● Given records
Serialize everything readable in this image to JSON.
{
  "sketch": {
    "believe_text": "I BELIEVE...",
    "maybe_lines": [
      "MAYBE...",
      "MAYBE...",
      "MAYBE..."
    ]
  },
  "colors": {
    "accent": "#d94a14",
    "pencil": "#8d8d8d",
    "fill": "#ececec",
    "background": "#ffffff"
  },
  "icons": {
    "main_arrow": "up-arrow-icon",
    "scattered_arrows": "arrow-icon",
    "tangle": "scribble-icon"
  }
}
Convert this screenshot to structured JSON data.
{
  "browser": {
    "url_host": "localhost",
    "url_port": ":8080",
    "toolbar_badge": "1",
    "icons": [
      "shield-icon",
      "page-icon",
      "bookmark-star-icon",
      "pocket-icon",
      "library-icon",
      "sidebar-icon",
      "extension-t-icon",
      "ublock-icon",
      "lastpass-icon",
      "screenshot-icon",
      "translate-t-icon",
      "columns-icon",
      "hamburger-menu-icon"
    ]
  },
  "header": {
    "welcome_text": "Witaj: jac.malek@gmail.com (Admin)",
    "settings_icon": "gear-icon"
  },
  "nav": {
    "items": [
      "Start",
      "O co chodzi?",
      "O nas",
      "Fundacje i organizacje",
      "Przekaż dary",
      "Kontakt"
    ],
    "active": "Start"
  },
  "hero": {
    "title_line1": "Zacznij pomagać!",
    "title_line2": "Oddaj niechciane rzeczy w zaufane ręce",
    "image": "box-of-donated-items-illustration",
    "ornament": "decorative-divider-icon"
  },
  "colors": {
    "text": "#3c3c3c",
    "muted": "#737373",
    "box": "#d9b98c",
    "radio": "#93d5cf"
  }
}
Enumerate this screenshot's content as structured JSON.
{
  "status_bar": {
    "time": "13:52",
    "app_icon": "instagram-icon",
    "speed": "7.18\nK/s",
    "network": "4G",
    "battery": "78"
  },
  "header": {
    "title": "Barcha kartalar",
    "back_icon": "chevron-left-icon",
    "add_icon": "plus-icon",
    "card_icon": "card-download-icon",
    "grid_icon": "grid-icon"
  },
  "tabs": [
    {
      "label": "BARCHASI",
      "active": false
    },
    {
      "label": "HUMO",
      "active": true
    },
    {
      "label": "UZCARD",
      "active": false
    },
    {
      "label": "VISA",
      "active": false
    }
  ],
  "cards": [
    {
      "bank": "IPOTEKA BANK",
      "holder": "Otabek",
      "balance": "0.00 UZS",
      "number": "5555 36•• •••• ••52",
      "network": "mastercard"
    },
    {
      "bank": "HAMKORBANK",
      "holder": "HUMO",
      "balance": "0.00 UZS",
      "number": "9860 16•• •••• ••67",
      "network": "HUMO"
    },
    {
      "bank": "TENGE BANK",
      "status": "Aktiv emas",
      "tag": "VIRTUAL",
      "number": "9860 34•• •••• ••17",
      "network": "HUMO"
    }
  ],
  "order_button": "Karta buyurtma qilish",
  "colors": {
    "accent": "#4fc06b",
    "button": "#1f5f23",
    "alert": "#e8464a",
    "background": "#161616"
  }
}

● Exercise instructions
Each record above should be repeated exactly as it appears.

● Final result
Serialize everything readable in this image to JSON.
{
  "sketch": {
    "believe_text": "I BELIEVE...",
    "maybe_lines": [
      "MAYBE...",
      "MAYBE...",
      "MAYBE..."
    ]
  },
  "colors": {
    "accent": "#d94a14",
    "pencil": "#8d8d8d",
    "fill": "#ececec",
    "background": "#ffffff"
  },
  "icons": {
    "main_arrow": "up-arrow-icon",
    "scattered_arrows": "arrow-icon",
    "tangle": "scribble-icon"
  }
}
Convert this screenshot to structured JSON data.
{
  "browser": {
    "url_host": "localhost",
    "url_port": ":8080",
    "toolbar_badge": "1",
    "icons": [
      "shield-icon",
      "page-icon",
      "bookmark-star-icon",
      "pocket-icon",
      "library-icon",
      "sidebar-icon",
      "extension-t-icon",
      "ublock-icon",
      "lastpass-icon",
      "screenshot-icon",
      "translate-t-icon",
      "columns-icon",
      "hamburger-menu-icon"
    ]
  },
  "header": {
    "welcome_text": "Witaj: jac.malek@gmail.com (Admin)",
    "settings_icon": "gear-icon"
  },
  "nav": {
    "items": [
      "Start",
      "O co chodzi?",
      "O nas",
      "Fundacje i organizacje",
      "Przekaż dary",
      "Kontakt"
    ],
    "active": "Start"
  },
  "hero": {
    "title_line1": "Zacznij pomagać!",
    "title_line2": "Oddaj niechciane rzeczy w zaufane ręce",
    "image": "box-of-donated-items-illustration",
    "ornament": "decorative-divider-icon"
  },
  "colors": {
    "text": "#3c3c3c",
    "muted": "#737373",
    "box": "#d9b98c",
    "radio": "#93d5cf"
  }
}
Enumerate this screenshot's content as structured JSON.
{
  "status_bar": {
    "time": "13:52",
    "app_icon": "instagram-icon",
    "speed": "7.18\nK/s",
    "network": "4G",
    "battery": "78"
  },
  "header": {
    "title": "Barcha kartalar",
    "back_icon": "chevron-left-icon",
    "add_icon": "plus-icon",
    "card_icon": "card-download-icon",
    "grid_icon": "grid-icon"
  },
  "tabs": [
    {
      "label": "BARCHASI",
      "active": false
    },
    {
      "label": "HUMO",
      "active": true
    },
    {
      "label": "UZCARD",
      "active": false
    },
    {
      "label": "VISA",
      "active": false
    }
  ],
  "cards": [
    {
      "bank": "IPOTEKA BANK",
      "holder": "Otabek",
      "balance": "0.00 UZS",
      "number": "5555 36•• •••• ••52",
      "network": "mastercard"
    },
    {
      "bank": "HAMKORBANK",
      "holder": "HUMO",
      "balance": "0.00 UZS",
      "number": "9860 16•• •••• ••67",
      "network": "HUMO"
    },
    {
      "bank": "TENGE BANK",
      "status": "Aktiv emas",
      "tag": "VIRTUAL",
      "number": "9860 34•• •••• ••17",
      "network": "HUMO"
    }
  ],
  "order_button": "Karta buyurtma qilish",
  "colors": {
    "accent": "#4fc06b",
    "button": "#1f5f23",
    "alert": "#e8464a",
    "background": "#161616"
  }
}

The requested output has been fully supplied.